RAW RECORDS:
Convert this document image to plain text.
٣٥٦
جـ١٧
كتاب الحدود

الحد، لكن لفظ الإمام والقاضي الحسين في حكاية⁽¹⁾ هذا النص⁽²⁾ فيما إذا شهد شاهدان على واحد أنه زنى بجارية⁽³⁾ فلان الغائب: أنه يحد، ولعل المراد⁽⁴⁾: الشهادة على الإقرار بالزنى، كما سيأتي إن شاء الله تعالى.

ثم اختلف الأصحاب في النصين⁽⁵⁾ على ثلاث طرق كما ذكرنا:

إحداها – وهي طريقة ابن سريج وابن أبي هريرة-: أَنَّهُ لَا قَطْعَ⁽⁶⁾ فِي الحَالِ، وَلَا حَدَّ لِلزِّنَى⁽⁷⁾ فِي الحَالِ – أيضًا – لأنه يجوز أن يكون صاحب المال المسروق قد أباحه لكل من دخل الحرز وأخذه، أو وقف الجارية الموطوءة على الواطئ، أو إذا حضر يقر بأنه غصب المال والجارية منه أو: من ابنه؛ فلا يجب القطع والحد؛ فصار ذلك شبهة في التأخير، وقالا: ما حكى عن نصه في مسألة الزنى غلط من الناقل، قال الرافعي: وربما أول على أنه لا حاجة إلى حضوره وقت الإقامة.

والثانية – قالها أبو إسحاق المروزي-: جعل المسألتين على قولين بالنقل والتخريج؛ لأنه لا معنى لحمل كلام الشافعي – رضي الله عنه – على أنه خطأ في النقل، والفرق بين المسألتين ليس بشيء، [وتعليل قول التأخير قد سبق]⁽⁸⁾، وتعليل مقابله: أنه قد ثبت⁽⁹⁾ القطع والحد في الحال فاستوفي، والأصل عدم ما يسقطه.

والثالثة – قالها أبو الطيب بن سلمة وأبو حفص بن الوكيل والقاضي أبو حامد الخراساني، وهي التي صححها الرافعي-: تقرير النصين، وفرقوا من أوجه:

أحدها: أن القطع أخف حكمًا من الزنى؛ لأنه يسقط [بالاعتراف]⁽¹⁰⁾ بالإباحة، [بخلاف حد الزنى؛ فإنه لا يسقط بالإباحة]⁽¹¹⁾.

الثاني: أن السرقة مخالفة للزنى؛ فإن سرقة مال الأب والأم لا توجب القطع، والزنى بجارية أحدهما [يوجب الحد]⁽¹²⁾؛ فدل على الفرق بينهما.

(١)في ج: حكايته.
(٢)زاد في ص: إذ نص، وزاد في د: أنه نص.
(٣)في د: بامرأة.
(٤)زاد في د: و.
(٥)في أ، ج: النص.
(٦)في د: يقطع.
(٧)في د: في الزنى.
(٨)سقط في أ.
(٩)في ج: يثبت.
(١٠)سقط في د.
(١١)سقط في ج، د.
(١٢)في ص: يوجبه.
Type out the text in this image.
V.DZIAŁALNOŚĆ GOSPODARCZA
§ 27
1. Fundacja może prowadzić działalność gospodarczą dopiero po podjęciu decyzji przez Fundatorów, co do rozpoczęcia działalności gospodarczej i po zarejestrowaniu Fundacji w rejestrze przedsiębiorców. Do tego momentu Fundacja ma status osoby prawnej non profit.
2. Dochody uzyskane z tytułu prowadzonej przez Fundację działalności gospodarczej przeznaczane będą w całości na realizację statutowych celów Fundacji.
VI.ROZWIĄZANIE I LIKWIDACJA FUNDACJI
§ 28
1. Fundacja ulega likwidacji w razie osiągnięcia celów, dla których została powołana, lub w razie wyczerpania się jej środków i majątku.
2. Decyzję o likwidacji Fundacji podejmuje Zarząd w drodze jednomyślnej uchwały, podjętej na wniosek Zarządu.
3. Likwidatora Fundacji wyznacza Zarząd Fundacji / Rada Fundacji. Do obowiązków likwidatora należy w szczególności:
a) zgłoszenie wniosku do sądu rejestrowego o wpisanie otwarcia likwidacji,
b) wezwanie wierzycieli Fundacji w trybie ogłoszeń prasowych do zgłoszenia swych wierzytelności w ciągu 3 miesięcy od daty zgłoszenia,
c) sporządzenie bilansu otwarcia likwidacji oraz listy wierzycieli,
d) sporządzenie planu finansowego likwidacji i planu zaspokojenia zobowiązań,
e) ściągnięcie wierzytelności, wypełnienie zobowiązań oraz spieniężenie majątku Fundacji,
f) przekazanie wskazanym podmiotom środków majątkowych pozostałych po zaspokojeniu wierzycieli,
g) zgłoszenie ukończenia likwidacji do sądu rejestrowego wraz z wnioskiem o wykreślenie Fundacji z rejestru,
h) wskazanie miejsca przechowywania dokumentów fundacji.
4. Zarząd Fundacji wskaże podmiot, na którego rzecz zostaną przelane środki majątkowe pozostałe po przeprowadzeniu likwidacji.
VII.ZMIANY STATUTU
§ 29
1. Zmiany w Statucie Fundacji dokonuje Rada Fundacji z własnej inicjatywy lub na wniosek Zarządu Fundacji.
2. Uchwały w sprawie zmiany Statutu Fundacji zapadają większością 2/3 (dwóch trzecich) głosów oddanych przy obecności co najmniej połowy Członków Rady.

WHAT NEEDS TO BE DONE:
Make an exact copy of the listing, including every line.

TASK OUTPUT:
Convert this document image to plain text.
٣٥٦
جـ١٧
كتاب الحدود

الحد، لكن لفظ الإمام والقاضي الحسين في حكاية⁽¹⁾ هذا النص⁽²⁾ فيما إذا شهد شاهدان على واحد أنه زنى بجارية⁽³⁾ فلان الغائب: أنه يحد، ولعل المراد⁽⁴⁾: الشهادة على الإقرار بالزنى، كما سيأتي إن شاء الله تعالى.

ثم اختلف الأصحاب في النصين⁽⁵⁾ على ثلاث طرق كما ذكرنا:

إحداها – وهي طريقة ابن سريج وابن أبي هريرة-: أَنَّهُ لَا قَطْعَ⁽⁶⁾ فِي الحَالِ، وَلَا حَدَّ لِلزِّنَى⁽⁷⁾ فِي الحَالِ – أيضًا – لأنه يجوز أن يكون صاحب المال المسروق قد أباحه لكل من دخل الحرز وأخذه، أو وقف الجارية الموطوءة على الواطئ، أو إذا حضر يقر بأنه غصب المال والجارية منه أو: من ابنه؛ فلا يجب القطع والحد؛ فصار ذلك شبهة في التأخير، وقالا: ما حكى عن نصه في مسألة الزنى غلط من الناقل، قال الرافعي: وربما أول على أنه لا حاجة إلى حضوره وقت الإقامة.

والثانية – قالها أبو إسحاق المروزي-: جعل المسألتين على قولين بالنقل والتخريج؛ لأنه لا معنى لحمل كلام الشافعي – رضي الله عنه – على أنه خطأ في النقل، والفرق بين المسألتين ليس بشيء، [وتعليل قول التأخير قد سبق]⁽⁸⁾، وتعليل مقابله: أنه قد ثبت⁽⁹⁾ القطع والحد في الحال فاستوفي، والأصل عدم ما يسقطه.

والثالثة – قالها أبو الطيب بن سلمة وأبو حفص بن الوكيل والقاضي أبو حامد الخراساني، وهي التي صححها الرافعي-: تقرير النصين، وفرقوا من أوجه:

أحدها: أن القطع أخف حكمًا من الزنى؛ لأنه يسقط [بالاعتراف]⁽¹⁰⁾ بالإباحة، [بخلاف حد الزنى؛ فإنه لا يسقط بالإباحة]⁽¹¹⁾.

الثاني: أن السرقة مخالفة للزنى؛ فإن سرقة مال الأب والأم لا توجب القطع، والزنى بجارية أحدهما [يوجب الحد]⁽¹²⁾؛ فدل على الفرق بينهما.

(١)في ج: حكايته.
(٢)زاد في ص: إذ نص، وزاد في د: أنه نص.
(٣)في د: بامرأة.
(٤)زاد في د: و.
(٥)في أ، ج: النص.
(٦)في د: يقطع.
(٧)في د: في الزنى.
(٨)سقط في أ.
(٩)في ج: يثبت.
(١٠)سقط في د.
(١١)سقط في ج، د.
(١٢)في ص: يوجبه.
Type out the text in this image.
V.DZIAŁALNOŚĆ GOSPODARCZA
§ 27
1. Fundacja może prowadzić działalność gospodarczą dopiero po podjęciu decyzji przez Fundatorów, co do rozpoczęcia działalności gospodarczej i po zarejestrowaniu Fundacji w rejestrze przedsiębiorców. Do tego momentu Fundacja ma status osoby prawnej non profit.
2. Dochody uzyskane z tytułu prowadzonej przez Fundację działalności gospodarczej przeznaczane będą w całości na realizację statutowych celów Fundacji.
VI.ROZWIĄZANIE I LIKWIDACJA FUNDACJI
§ 28
1. Fundacja ulega likwidacji w razie osiągnięcia celów, dla których została powołana, lub w razie wyczerpania się jej środków i majątku.
2. Decyzję o likwidacji Fundacji podejmuje Zarząd w drodze jednomyślnej uchwały, podjętej na wniosek Zarządu.
3. Likwidatora Fundacji wyznacza Zarząd Fundacji / Rada Fundacji. Do obowiązków likwidatora należy w szczególności:
a) zgłoszenie wniosku do sądu rejestrowego o wpisanie otwarcia likwidacji,
b) wezwanie wierzycieli Fundacji w trybie ogłoszeń prasowych do zgłoszenia swych wierzytelności w ciągu 3 miesięcy od daty zgłoszenia,
c) sporządzenie bilansu otwarcia likwidacji oraz listy wierzycieli,
d) sporządzenie planu finansowego likwidacji i planu zaspokojenia zobowiązań,
e) ściągnięcie wierzytelności, wypełnienie zobowiązań oraz spieniężenie majątku Fundacji,
f) przekazanie wskazanym podmiotom środków majątkowych pozostałych po zaspokojeniu wierzycieli,
g) zgłoszenie ukończenia likwidacji do sądu rejestrowego wraz z wnioskiem o wykreślenie Fundacji z rejestru,
h) wskazanie miejsca przechowywania dokumentów fundacji.
4. Zarząd Fundacji wskaże podmiot, na którego rzecz zostaną przelane środki majątkowe pozostałe po przeprowadzeniu likwidacji.
VII.ZMIANY STATUTU
§ 29
1. Zmiany w Statucie Fundacji dokonuje Rada Fundacji z własnej inicjatywy lub na wniosek Zarządu Fundacji.
2. Uchwały w sprawie zmiany Statutu Fundacji zapadają większością 2/3 (dwóch trzecich) głosów oddanych przy obecności co najmniej połowy Członków Rady.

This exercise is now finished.